● EXERCISE PROMPT:
In the entries, find all lines that hold the word "спортивный" and copy them.

● THE DATA:

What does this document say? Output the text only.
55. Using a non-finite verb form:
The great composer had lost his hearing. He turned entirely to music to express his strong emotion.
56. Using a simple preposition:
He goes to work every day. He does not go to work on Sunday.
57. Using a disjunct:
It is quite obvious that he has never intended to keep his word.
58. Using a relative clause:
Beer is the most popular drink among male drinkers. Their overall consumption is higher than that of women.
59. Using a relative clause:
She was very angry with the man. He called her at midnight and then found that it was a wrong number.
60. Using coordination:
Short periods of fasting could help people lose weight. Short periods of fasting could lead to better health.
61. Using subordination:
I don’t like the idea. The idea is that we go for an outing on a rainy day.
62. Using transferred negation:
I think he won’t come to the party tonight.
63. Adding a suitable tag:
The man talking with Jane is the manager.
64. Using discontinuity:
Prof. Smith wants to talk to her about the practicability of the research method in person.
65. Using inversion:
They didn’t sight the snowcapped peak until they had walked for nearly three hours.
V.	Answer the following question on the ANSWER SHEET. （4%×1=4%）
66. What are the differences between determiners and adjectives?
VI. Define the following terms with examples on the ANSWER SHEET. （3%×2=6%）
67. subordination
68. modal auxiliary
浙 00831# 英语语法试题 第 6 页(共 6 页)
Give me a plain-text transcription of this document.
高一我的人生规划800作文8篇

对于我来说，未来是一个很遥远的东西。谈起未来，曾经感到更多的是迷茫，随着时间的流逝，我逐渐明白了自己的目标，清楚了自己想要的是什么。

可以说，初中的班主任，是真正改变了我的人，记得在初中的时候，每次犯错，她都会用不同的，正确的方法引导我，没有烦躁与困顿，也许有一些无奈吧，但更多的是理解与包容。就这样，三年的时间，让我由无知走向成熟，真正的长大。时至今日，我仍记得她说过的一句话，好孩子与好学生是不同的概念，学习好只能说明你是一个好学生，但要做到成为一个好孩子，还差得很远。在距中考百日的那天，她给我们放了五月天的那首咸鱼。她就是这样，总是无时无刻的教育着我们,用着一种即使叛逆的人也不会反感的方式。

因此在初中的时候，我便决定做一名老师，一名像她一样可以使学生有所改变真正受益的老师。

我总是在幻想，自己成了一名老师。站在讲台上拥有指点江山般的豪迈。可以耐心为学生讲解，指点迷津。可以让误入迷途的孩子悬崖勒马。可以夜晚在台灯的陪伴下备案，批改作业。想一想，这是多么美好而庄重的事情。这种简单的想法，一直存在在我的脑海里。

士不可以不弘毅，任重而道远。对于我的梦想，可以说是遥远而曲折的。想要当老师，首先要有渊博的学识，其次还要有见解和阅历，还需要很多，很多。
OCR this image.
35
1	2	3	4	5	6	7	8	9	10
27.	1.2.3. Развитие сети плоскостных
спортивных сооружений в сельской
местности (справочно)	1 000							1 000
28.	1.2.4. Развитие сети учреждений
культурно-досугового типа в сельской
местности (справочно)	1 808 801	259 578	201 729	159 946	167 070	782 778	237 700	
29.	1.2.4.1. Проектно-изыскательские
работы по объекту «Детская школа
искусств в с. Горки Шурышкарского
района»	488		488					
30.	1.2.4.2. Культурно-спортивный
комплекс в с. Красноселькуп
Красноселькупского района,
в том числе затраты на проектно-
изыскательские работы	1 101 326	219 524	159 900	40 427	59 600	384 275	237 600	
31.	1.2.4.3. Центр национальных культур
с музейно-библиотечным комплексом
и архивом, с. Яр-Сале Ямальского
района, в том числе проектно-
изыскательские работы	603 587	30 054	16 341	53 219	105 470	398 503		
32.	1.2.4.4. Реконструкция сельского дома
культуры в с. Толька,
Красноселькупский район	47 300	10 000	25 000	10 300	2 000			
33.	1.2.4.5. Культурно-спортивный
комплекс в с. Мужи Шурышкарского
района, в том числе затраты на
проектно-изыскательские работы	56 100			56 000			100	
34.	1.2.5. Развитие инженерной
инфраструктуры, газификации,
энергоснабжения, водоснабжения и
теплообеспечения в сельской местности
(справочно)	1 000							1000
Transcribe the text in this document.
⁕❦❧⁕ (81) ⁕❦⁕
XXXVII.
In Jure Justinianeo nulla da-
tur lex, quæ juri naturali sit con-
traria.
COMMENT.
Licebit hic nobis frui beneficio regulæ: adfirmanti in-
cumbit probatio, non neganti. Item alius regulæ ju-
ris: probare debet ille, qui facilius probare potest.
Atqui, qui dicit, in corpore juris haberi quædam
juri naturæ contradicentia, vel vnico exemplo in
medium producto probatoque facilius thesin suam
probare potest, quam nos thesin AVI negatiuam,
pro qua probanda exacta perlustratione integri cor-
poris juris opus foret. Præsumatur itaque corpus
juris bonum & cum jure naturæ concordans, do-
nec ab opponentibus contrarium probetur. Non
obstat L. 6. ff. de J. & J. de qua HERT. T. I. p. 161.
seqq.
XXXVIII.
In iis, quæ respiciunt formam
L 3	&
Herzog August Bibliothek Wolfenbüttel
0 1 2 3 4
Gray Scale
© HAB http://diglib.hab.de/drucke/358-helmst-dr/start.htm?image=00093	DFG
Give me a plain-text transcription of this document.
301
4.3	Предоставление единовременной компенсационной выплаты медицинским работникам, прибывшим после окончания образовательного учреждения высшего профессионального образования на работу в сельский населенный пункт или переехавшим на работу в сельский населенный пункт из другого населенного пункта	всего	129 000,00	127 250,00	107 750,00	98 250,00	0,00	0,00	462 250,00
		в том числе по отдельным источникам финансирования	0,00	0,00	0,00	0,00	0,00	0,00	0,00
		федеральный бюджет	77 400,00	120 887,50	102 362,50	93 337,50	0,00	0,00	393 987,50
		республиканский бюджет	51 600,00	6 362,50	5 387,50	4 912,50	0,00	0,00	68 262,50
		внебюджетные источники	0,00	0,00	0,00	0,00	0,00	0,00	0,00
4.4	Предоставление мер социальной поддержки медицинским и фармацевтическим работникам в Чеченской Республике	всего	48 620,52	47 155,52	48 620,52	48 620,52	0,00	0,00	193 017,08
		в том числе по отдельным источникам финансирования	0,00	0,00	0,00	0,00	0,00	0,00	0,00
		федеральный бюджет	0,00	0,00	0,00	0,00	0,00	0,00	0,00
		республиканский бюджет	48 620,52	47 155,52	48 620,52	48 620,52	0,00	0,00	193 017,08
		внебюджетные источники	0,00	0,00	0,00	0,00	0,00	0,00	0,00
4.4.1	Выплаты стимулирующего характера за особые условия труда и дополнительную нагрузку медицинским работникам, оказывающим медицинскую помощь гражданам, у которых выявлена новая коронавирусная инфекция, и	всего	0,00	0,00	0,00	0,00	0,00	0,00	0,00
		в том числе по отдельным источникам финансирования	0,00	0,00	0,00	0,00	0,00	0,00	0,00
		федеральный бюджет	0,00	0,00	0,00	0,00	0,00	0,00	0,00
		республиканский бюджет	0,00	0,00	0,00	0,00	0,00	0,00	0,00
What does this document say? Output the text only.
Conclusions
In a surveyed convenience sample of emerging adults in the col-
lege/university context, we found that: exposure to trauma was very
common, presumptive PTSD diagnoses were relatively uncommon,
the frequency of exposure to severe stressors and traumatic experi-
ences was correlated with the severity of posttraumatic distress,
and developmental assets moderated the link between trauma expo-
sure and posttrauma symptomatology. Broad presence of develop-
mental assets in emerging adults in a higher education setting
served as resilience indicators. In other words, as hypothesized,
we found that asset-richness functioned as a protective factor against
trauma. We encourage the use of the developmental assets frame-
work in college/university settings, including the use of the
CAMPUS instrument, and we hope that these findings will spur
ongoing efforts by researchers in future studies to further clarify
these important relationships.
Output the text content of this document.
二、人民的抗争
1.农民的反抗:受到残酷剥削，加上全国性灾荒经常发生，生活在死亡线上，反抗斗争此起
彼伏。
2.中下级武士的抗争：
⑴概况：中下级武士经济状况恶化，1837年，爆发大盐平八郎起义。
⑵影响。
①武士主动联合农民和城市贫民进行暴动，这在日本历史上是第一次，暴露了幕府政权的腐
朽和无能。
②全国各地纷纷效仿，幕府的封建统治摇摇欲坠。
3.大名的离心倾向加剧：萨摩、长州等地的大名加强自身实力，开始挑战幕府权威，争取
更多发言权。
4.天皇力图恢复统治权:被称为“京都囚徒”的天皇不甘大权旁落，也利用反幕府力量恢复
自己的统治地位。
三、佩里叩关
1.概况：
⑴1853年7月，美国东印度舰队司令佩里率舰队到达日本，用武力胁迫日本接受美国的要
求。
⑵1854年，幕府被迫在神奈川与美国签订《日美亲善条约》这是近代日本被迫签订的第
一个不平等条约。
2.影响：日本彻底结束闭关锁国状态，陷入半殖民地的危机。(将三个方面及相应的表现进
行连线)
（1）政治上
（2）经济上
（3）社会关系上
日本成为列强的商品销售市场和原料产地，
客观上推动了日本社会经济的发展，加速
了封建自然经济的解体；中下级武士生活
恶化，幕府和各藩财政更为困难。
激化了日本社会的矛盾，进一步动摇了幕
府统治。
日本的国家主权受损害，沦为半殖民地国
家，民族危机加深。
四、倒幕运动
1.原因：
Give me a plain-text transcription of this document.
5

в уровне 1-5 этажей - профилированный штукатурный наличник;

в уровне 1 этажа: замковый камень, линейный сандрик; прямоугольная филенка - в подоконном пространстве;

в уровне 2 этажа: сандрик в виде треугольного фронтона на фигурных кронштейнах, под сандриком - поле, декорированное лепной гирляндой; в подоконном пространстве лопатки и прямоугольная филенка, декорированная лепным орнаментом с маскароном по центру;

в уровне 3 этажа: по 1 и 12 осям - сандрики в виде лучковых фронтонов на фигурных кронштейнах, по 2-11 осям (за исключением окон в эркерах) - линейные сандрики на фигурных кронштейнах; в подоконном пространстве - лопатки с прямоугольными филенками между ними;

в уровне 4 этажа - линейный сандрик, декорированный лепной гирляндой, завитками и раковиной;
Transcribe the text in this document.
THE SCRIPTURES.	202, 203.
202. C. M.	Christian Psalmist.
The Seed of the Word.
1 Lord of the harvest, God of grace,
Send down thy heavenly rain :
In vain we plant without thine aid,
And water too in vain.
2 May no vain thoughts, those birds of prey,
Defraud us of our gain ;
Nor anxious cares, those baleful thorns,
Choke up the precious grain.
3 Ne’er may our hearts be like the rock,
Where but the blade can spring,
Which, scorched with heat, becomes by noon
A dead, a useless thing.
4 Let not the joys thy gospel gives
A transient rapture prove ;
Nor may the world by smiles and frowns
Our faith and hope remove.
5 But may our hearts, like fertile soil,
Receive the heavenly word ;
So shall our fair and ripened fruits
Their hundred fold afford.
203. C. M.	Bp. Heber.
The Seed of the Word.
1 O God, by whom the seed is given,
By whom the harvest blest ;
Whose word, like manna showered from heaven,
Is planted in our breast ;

● ANSWER FOR THE TASK:
30.	1.2.4.2. Культурно-спортивный
33.	1.2.4.5. Культурно-спортивный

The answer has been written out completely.